- **Request**
Retype each line of the material exactly, please, skipping any picture in it.

- **Records for this exercise**

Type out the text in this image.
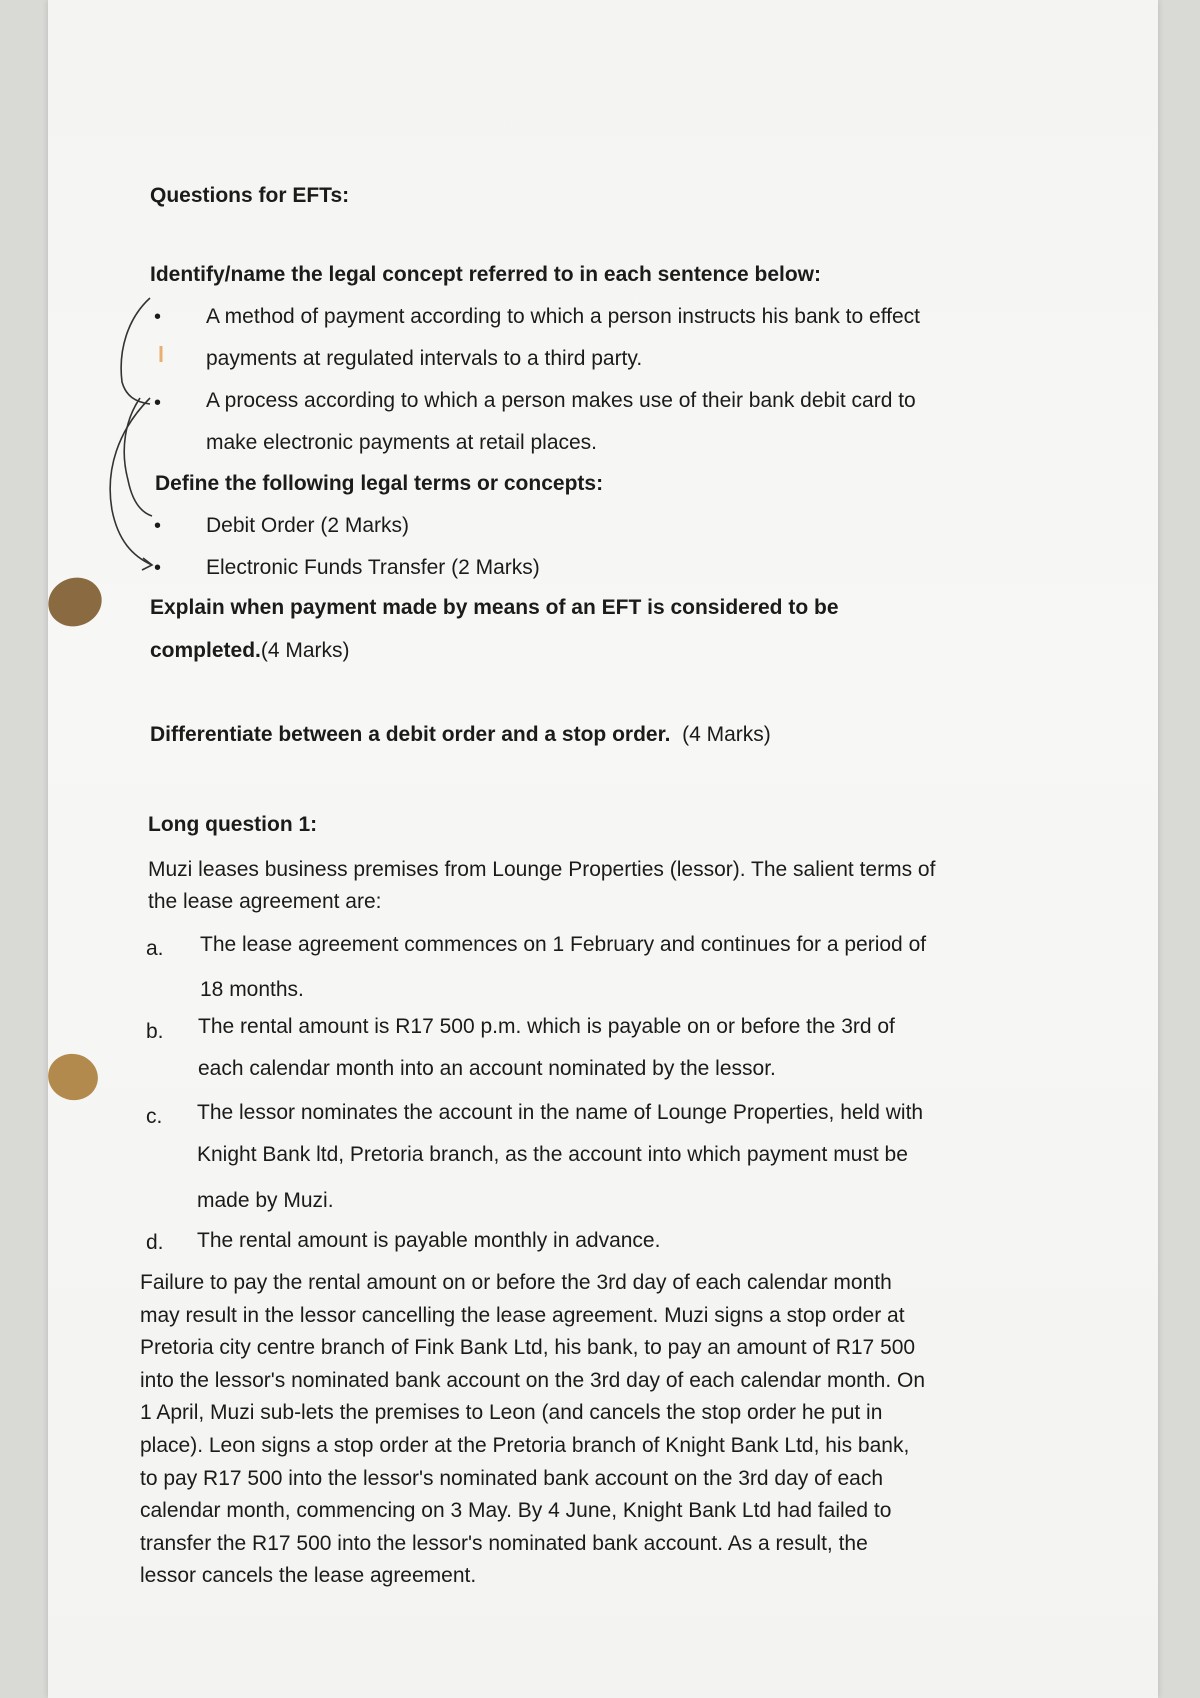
Questions for EFTs:

Identify/name the legal concept referred to in each sentence below:

• A method of payment according to which a person instructs his bank to effect

payments at regulated intervals to a third party.

• A process according to which a person makes use of their bank debit card to

make electronic payments at retail places.

Define the following legal terms or concepts:

• Debit Order (2 Marks)

• Electronic Funds Transfer (2 Marks)

Explain when payment made by means of an EFT is considered to be

completed.(4 Marks)

Differentiate between a debit order and a stop order. (4 Marks)

Long question 1:

Muzi leases business premises from Lounge Properties (lessor). The salient terms of

the lease agreement are:

a. The lease agreement commences on 1 February and continues for a period of

18 months.

b. The rental amount is R17 500 p.m. which is payable on or before the 3rd of

each calendar month into an account nominated by the lessor.

c. The lessor nominates the account in the name of Lounge Properties, held with

Knight Bank ltd, Pretoria branch, as the account into which payment must be

made by Muzi.

d. The rental amount is payable monthly in advance.

Failure to pay the rental amount on or before the 3rd day of each calendar month
may result in the lessor cancelling the lease agreement. Muzi signs a stop order at
Pretoria city centre branch of Fink Bank Ltd, his bank, to pay an amount of R17 500
into the lessor's nominated bank account on the 3rd day of each calendar month. On
1 April, Muzi sub-lets the premises to Leon (and cancels the stop order he put in
place). Leon signs a stop order at the Pretoria branch of Knight Bank Ltd, his bank,
to pay R17 500 into the lessor's nominated bank account on the 3rd day of each
calendar month, commencing on 3 May. By 4 June, Knight Bank Ltd had failed to
transfer the R17 500 into the lessor's nominated bank account. As a result, the
lessor cancels the lease agreement.
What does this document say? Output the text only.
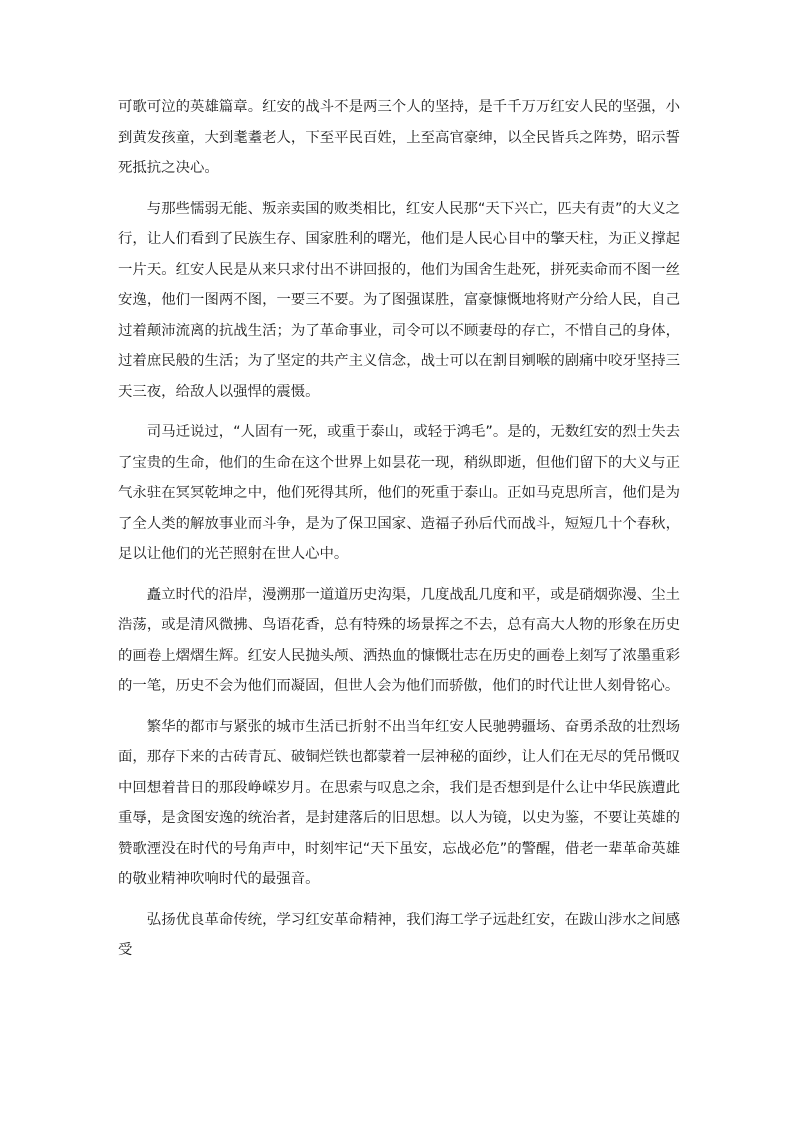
可歌可泣的英雄篇章。红安的战斗不是两三个人的坚持，是千千万万红安人民的坚强，小到黄发孩童，大到耄耋老人，下至平民百姓，上至高官豪绅，以全民皆兵之阵势，昭示誓死抵抗之决心。

与那些懦弱无能、叛亲卖国的败类相比，红安人民那“天下兴亡，匹夫有责”的大义之行，让人们看到了民族生存、国家胜利的曙光，他们是人民心目中的擎天柱，为正义撑起一片天。红安人民是从来只求付出不讲回报的，他们为国舍生赴死，拼死卖命而不图一丝安逸，他们一图两不图，一要三不要。为了图强谋胜，富豪慷慨地将财产分给人民，自己过着颠沛流离的抗战生活；为了革命事业，司令可以不顾妻母的存亡，不惜自己的身体，过着庶民般的生活；为了坚定的共产主义信念，战士可以在割目剜喉的剧痛中咬牙坚持三天三夜，给敌人以强悍的震慑。

司马迁说过，“人固有一死，或重于泰山，或轻于鸿毛”。是的，无数红安的烈士失去了宝贵的生命，他们的生命在这个世界上如昙花一现，稍纵即逝，但他们留下的大义与正气永驻在冥冥乾坤之中，他们死得其所，他们的死重于泰山。正如马克思所言，他们是为了全人类的解放事业而斗争，是为了保卫国家、造福子孙后代而战斗，短短几十个春秋，足以让他们的光芒照射在世人心中。

矗立时代的沿岸，漫溯那一道道历史沟渠，几度战乱几度和平，或是硝烟弥漫、尘土浩荡，或是清风微拂、鸟语花香，总有特殊的场景挥之不去，总有高大人物的形象在历史的画卷上熠熠生辉。红安人民抛头颅、洒热血的慷慨壮志在历史的画卷上刻写了浓墨重彩的一笔，历史不会为他们而凝固，但世人会为他们而骄傲，他们的时代让世人刻骨铭心。

繁华的都市与紧张的城市生活已折射不出当年红安人民驰骋疆场、奋勇杀敌的壮烈场面，那存下来的古砖青瓦、破铜烂铁也都蒙着一层神秘的面纱，让人们在无尽的凭吊慨叹中回想着昔日的那段峥嵘岁月。在思索与叹息之余，我们是否想到是什么让中华民族遭此重辱，是贪图安逸的统治者，是封建落后的旧思想。以人为镜，以史为鉴，不要让英雄的赞歌湮没在时代的号角声中，时刻牢记“天下虽安，忘战必危”的警醒，借老一辈革命英雄的敬业精神吹响时代的最强音。

弘扬优良革命传统，学习红安革命精神，我们海工学子远赴红安，在跋山涉水之间感受
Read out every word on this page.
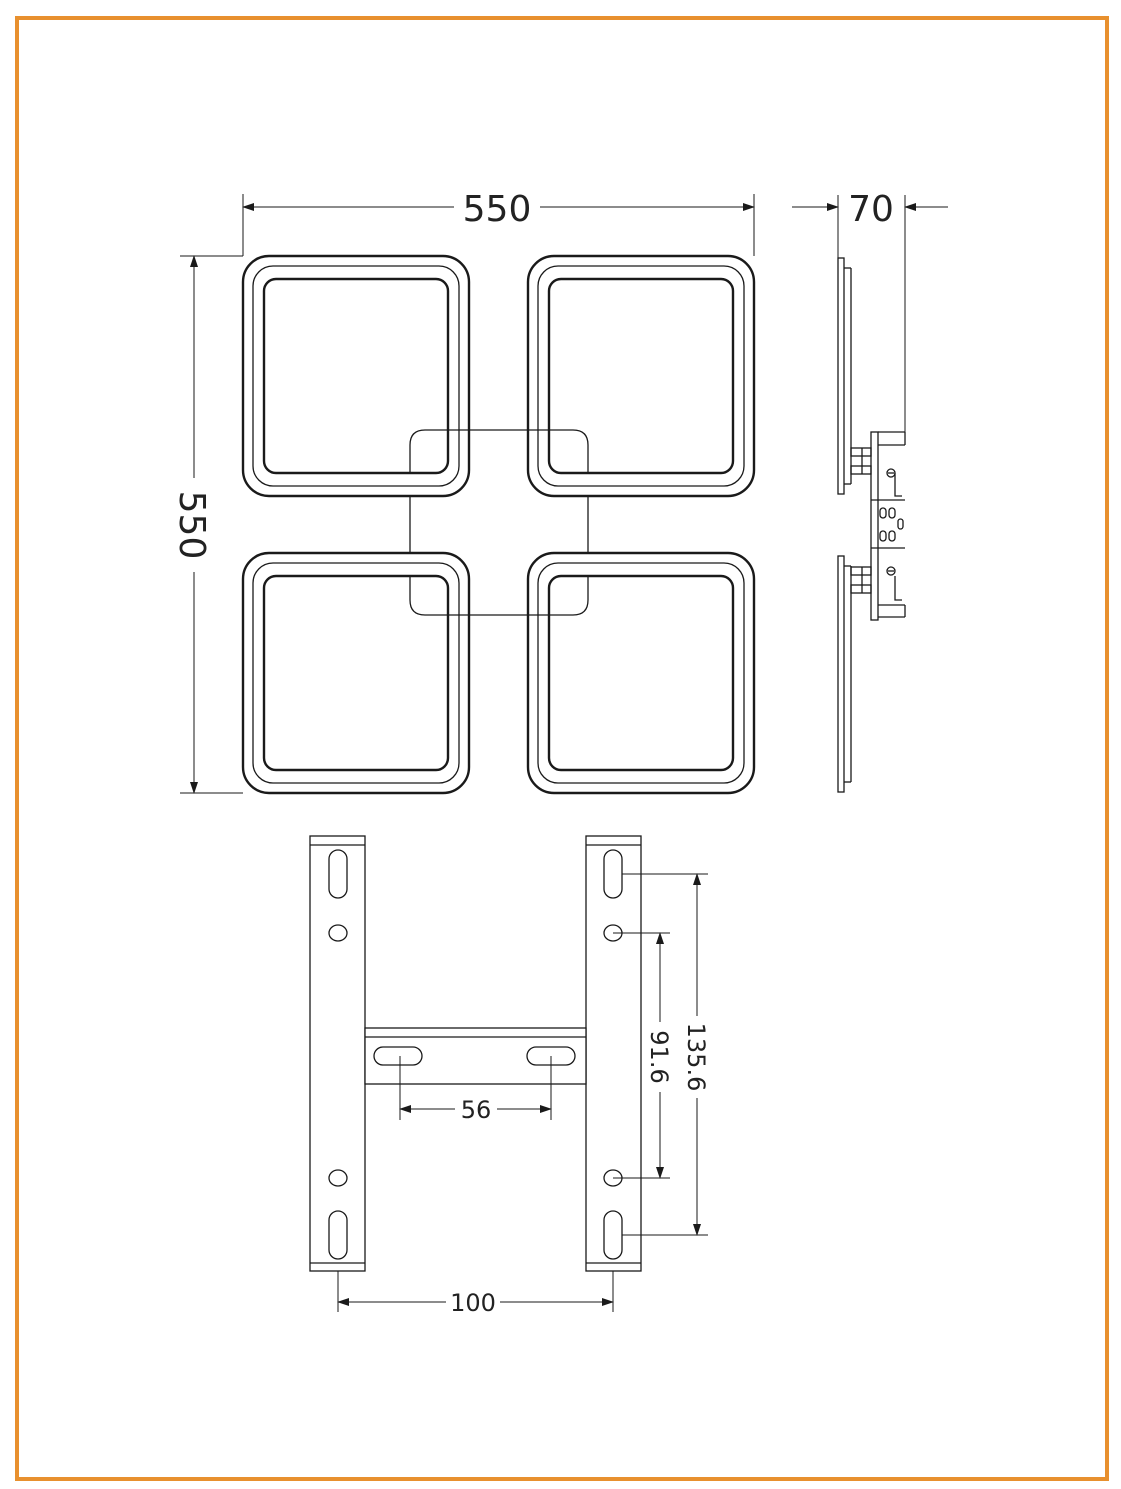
550
550
70
56
91.6 135.6
100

- **Correct output**
Type out the text in this image.
Questions for EFTs:

Identify/name the legal concept referred to in each sentence below:

• A method of payment according to which a person instructs his bank to effect

payments at regulated intervals to a third party.

• A process according to which a person makes use of their bank debit card to

make electronic payments at retail places.

Define the following legal terms or concepts:

• Debit Order (2 Marks)

• Electronic Funds Transfer (2 Marks)

Explain when payment made by means of an EFT is considered to be

completed.(4 Marks)

Differentiate between a debit order and a stop order. (4 Marks)

Long question 1:

Muzi leases business premises from Lounge Properties (lessor). The salient terms of

the lease agreement are:

a. The lease agreement commences on 1 February and continues for a period of

18 months.

b. The rental amount is R17 500 p.m. which is payable on or before the 3rd of

each calendar month into an account nominated by the lessor.

c. The lessor nominates the account in the name of Lounge Properties, held with

Knight Bank ltd, Pretoria branch, as the account into which payment must be

made by Muzi.

d. The rental amount is payable monthly in advance.

Failure to pay the rental amount on or before the 3rd day of each calendar month
may result in the lessor cancelling the lease agreement. Muzi signs a stop order at
Pretoria city centre branch of Fink Bank Ltd, his bank, to pay an amount of R17 500
into the lessor's nominated bank account on the 3rd day of each calendar month. On
1 April, Muzi sub-lets the premises to Leon (and cancels the stop order he put in
place). Leon signs a stop order at the Pretoria branch of Knight Bank Ltd, his bank,
to pay R17 500 into the lessor's nominated bank account on the 3rd day of each
calendar month, commencing on 3 May. By 4 June, Knight Bank Ltd had failed to
transfer the R17 500 into the lessor's nominated bank account. As a result, the
lessor cancels the lease agreement.
What does this document say? Output the text only.
可歌可泣的英雄篇章。红安的战斗不是两三个人的坚持，是千千万万红安人民的坚强，小到黄发孩童，大到耄耋老人，下至平民百姓，上至高官豪绅，以全民皆兵之阵势，昭示誓死抵抗之决心。

与那些懦弱无能、叛亲卖国的败类相比，红安人民那“天下兴亡，匹夫有责”的大义之行，让人们看到了民族生存、国家胜利的曙光，他们是人民心目中的擎天柱，为正义撑起一片天。红安人民是从来只求付出不讲回报的，他们为国舍生赴死，拼死卖命而不图一丝安逸，他们一图两不图，一要三不要。为了图强谋胜，富豪慷慨地将财产分给人民，自己过着颠沛流离的抗战生活；为了革命事业，司令可以不顾妻母的存亡，不惜自己的身体，过着庶民般的生活；为了坚定的共产主义信念，战士可以在割目剜喉的剧痛中咬牙坚持三天三夜，给敌人以强悍的震慑。

司马迁说过，“人固有一死，或重于泰山，或轻于鸿毛”。是的，无数红安的烈士失去了宝贵的生命，他们的生命在这个世界上如昙花一现，稍纵即逝，但他们留下的大义与正气永驻在冥冥乾坤之中，他们死得其所，他们的死重于泰山。正如马克思所言，他们是为了全人类的解放事业而斗争，是为了保卫国家、造福子孙后代而战斗，短短几十个春秋，足以让他们的光芒照射在世人心中。

矗立时代的沿岸，漫溯那一道道历史沟渠，几度战乱几度和平，或是硝烟弥漫、尘土浩荡，或是清风微拂、鸟语花香，总有特殊的场景挥之不去，总有高大人物的形象在历史的画卷上熠熠生辉。红安人民抛头颅、洒热血的慷慨壮志在历史的画卷上刻写了浓墨重彩的一笔，历史不会为他们而凝固，但世人会为他们而骄傲，他们的时代让世人刻骨铭心。

繁华的都市与紧张的城市生活已折射不出当年红安人民驰骋疆场、奋勇杀敌的壮烈场面，那存下来的古砖青瓦、破铜烂铁也都蒙着一层神秘的面纱，让人们在无尽的凭吊慨叹中回想着昔日的那段峥嵘岁月。在思索与叹息之余，我们是否想到是什么让中华民族遭此重辱，是贪图安逸的统治者，是封建落后的旧思想。以人为镜，以史为鉴，不要让英雄的赞歌湮没在时代的号角声中，时刻牢记“天下虽安，忘战必危”的警醒，借老一辈革命英雄的敬业精神吹响时代的最强音。

弘扬优良革命传统，学习红安革命精神，我们海工学子远赴红安，在跋山涉水之间感受
Read out every word on this page.
550
550
70
56
91.6 135.6
100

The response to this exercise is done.